§ **Material provided**
--- Begin ---

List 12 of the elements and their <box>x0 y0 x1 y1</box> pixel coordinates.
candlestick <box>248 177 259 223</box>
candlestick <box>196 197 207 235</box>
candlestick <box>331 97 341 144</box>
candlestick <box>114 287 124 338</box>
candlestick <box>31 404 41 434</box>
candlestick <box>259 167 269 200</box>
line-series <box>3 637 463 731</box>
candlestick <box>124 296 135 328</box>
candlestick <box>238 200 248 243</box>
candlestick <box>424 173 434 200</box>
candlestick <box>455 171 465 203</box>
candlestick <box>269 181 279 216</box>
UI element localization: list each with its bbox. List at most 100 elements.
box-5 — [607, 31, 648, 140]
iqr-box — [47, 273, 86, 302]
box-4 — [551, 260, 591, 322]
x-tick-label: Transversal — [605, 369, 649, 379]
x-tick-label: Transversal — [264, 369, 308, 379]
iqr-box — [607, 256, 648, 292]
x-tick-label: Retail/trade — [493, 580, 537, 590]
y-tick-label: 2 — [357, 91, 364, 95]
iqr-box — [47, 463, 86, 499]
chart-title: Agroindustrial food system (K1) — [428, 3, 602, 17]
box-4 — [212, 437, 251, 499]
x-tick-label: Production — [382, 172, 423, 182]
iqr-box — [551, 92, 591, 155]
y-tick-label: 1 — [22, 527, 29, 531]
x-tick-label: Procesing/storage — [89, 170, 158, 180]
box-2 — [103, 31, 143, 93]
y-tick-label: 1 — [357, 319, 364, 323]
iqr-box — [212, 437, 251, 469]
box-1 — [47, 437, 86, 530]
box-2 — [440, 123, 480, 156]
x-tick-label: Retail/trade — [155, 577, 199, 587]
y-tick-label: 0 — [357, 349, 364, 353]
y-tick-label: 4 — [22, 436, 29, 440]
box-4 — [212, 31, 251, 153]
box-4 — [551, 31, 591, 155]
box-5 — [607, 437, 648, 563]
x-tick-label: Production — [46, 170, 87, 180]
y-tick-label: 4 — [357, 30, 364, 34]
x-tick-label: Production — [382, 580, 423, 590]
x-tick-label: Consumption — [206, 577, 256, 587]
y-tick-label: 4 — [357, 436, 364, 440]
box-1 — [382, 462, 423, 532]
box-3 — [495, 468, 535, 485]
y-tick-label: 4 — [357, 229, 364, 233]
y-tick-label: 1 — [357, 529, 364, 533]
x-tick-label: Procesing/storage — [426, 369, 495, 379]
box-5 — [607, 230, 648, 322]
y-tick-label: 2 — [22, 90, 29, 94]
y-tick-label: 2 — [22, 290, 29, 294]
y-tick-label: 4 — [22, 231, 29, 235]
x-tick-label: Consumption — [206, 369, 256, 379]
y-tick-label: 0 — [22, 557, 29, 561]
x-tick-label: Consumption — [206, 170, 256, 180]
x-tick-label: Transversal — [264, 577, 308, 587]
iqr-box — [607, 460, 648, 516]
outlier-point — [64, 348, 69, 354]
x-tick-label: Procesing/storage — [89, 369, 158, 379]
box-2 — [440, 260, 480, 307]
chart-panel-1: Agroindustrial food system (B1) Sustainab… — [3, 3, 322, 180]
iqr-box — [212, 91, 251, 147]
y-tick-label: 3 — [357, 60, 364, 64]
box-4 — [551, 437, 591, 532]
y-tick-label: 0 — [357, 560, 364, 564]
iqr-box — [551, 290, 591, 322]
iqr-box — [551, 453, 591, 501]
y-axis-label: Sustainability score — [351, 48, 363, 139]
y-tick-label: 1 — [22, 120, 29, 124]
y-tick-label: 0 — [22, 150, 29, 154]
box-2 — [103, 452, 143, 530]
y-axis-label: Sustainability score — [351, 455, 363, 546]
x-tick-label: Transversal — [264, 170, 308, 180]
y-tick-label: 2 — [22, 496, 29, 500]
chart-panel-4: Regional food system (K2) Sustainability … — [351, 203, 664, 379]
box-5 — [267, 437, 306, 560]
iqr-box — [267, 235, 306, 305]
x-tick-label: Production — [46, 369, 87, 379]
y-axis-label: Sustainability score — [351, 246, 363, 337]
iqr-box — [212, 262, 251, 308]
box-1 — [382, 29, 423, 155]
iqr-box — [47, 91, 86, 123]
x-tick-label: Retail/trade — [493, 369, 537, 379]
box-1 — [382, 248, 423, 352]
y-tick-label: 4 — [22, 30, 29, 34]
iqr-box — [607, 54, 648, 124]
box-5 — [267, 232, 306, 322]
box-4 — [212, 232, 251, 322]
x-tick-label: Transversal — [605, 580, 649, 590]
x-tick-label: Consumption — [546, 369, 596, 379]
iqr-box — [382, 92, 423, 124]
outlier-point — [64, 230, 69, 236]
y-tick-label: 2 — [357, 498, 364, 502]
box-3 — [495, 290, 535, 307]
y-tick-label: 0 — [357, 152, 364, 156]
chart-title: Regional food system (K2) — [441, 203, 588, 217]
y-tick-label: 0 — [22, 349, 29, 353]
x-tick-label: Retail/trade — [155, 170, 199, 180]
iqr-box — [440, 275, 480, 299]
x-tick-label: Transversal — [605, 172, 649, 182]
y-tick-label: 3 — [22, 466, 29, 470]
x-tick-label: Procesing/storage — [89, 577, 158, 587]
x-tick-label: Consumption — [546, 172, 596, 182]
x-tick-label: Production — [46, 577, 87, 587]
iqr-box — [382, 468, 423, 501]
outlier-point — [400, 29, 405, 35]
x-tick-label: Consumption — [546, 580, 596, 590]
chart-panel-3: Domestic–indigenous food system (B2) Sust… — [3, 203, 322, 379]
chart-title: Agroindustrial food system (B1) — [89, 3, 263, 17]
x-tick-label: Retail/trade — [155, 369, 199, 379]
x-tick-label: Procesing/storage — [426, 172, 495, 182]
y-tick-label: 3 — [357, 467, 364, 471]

--- End ---

§ **Task instructions**
Write out every one of the rows above again, unchanged and in the same order.

§ **Result of the exercise**
List 12 of the elements and their <box>x0 y0 x1 y1</box> pixel coordinates.
candlestick <box>248 177 259 223</box>
candlestick <box>196 197 207 235</box>
candlestick <box>331 97 341 144</box>
candlestick <box>114 287 124 338</box>
candlestick <box>31 404 41 434</box>
candlestick <box>259 167 269 200</box>
line-series <box>3 637 463 731</box>
candlestick <box>124 296 135 328</box>
candlestick <box>238 200 248 243</box>
candlestick <box>424 173 434 200</box>
candlestick <box>455 171 465 203</box>
candlestick <box>269 181 279 216</box>
UI element localization: list each with its bbox. List at most 100 elements.
box-5 — [607, 31, 648, 140]
iqr-box — [47, 273, 86, 302]
box-4 — [551, 260, 591, 322]
x-tick-label: Transversal — [605, 369, 649, 379]
x-tick-label: Transversal — [264, 369, 308, 379]
iqr-box — [607, 256, 648, 292]
x-tick-label: Retail/trade — [493, 580, 537, 590]
y-tick-label: 2 — [357, 91, 364, 95]
iqr-box — [47, 463, 86, 499]
chart-title: Agroindustrial food system (K1) — [428, 3, 602, 17]
box-4 — [212, 437, 251, 499]
x-tick-label: Production — [382, 172, 423, 182]
iqr-box — [551, 92, 591, 155]
y-tick-label: 1 — [22, 527, 29, 531]
x-tick-label: Procesing/storage — [89, 170, 158, 180]
box-2 — [103, 31, 143, 93]
y-tick-label: 1 — [357, 319, 364, 323]
iqr-box — [212, 437, 251, 469]
box-1 — [47, 437, 86, 530]
box-2 — [440, 123, 480, 156]
x-tick-label: Retail/trade — [155, 577, 199, 587]
y-tick-label: 0 — [357, 349, 364, 353]
y-tick-label: 4 — [22, 436, 29, 440]
box-4 — [212, 31, 251, 153]
box-4 — [551, 31, 591, 155]
box-5 — [607, 437, 648, 563]
x-tick-label: Production — [46, 170, 87, 180]
y-tick-label: 4 — [357, 30, 364, 34]
x-tick-label: Production — [382, 580, 423, 590]
x-tick-label: Consumption — [206, 577, 256, 587]
y-tick-label: 4 — [357, 436, 364, 440]
box-1 — [382, 462, 423, 532]
box-3 — [495, 468, 535, 485]
y-tick-label: 4 — [357, 229, 364, 233]
y-tick-label: 1 — [357, 529, 364, 533]
x-tick-label: Procesing/storage — [426, 369, 495, 379]
box-5 — [607, 230, 648, 322]
y-tick-label: 2 — [22, 90, 29, 94]
y-tick-label: 2 — [22, 290, 29, 294]
y-tick-label: 4 — [22, 231, 29, 235]
x-tick-label: Consumption — [206, 369, 256, 379]
y-tick-label: 0 — [22, 557, 29, 561]
x-tick-label: Consumption — [206, 170, 256, 180]
x-tick-label: Transversal — [264, 577, 308, 587]
iqr-box — [607, 460, 648, 516]
outlier-point — [64, 348, 69, 354]
x-tick-label: Procesing/storage — [89, 369, 158, 379]
box-2 — [440, 260, 480, 307]
chart-panel-1: Agroindustrial food system (B1) Sustainab… — [3, 3, 322, 180]
iqr-box — [212, 91, 251, 147]
y-tick-label: 3 — [357, 60, 364, 64]
box-4 — [551, 437, 591, 532]
y-tick-label: 0 — [357, 560, 364, 564]
iqr-box — [551, 290, 591, 322]
iqr-box — [551, 453, 591, 501]
y-axis-label: Sustainability score — [351, 48, 363, 139]
y-tick-label: 1 — [22, 120, 29, 124]
y-tick-label: 0 — [22, 150, 29, 154]
box-2 — [103, 452, 143, 530]
y-axis-label: Sustainability score — [351, 455, 363, 546]
x-tick-label: Transversal — [264, 170, 308, 180]
y-tick-label: 2 — [22, 496, 29, 500]
chart-panel-4: Regional food system (K2) Sustainability … — [351, 203, 664, 379]
box-5 — [267, 437, 306, 560]
iqr-box — [267, 235, 306, 305]
x-tick-label: Production — [46, 369, 87, 379]
y-axis-label: Sustainability score — [351, 246, 363, 337]
iqr-box — [212, 262, 251, 308]
box-1 — [382, 29, 423, 155]
iqr-box — [47, 91, 86, 123]
x-tick-label: Retail/trade — [493, 369, 537, 379]
box-1 — [382, 248, 423, 352]
y-tick-label: 4 — [22, 30, 29, 34]
iqr-box — [607, 54, 648, 124]
box-5 — [267, 232, 306, 322]
box-4 — [212, 232, 251, 322]
x-tick-label: Transversal — [605, 580, 649, 590]
x-tick-label: Consumption — [546, 369, 596, 379]
iqr-box — [382, 92, 423, 124]
outlier-point — [64, 230, 69, 236]
y-tick-label: 2 — [357, 498, 364, 502]
box-3 — [495, 290, 535, 307]
y-tick-label: 0 — [357, 152, 364, 156]
chart-title: Regional food system (K2) — [441, 203, 588, 217]
y-tick-label: 0 — [22, 349, 29, 353]
x-tick-label: Retail/trade — [155, 170, 199, 180]
iqr-box — [440, 275, 480, 299]
x-tick-label: Transversal — [605, 172, 649, 182]
y-tick-label: 3 — [22, 466, 29, 470]
x-tick-label: Procesing/storage — [89, 577, 158, 587]
x-tick-label: Consumption — [546, 172, 596, 182]
x-tick-label: Production — [46, 577, 87, 587]
iqr-box — [382, 468, 423, 501]
outlier-point — [400, 29, 405, 35]
x-tick-label: Consumption — [546, 580, 596, 590]
chart-panel-3: Domestic–indigenous food system (B2) Sust… — [3, 203, 322, 379]
chart-title: Agroindustrial food system (B1) — [89, 3, 263, 17]
x-tick-label: Retail/trade — [155, 369, 199, 379]
x-tick-label: Procesing/storage — [426, 172, 495, 182]
y-tick-label: 3 — [357, 467, 364, 471]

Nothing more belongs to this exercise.